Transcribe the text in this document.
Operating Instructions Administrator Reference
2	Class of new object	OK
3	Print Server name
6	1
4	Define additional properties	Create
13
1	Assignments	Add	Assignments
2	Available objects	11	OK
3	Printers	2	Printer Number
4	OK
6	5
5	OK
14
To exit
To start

+--

Extract the whole listing, character for character.

Transcribe the text in this document.
Operating Instructions Administrator Reference
2	Class of new object	OK
3	Print Server name
6	1
4	Define additional properties	Create
13
1	Assignments	Add	Assignments
2	Available objects	11	OK
3	Printers	2	Printer Number
4	OK
6	5
5	OK
14
To exit
To start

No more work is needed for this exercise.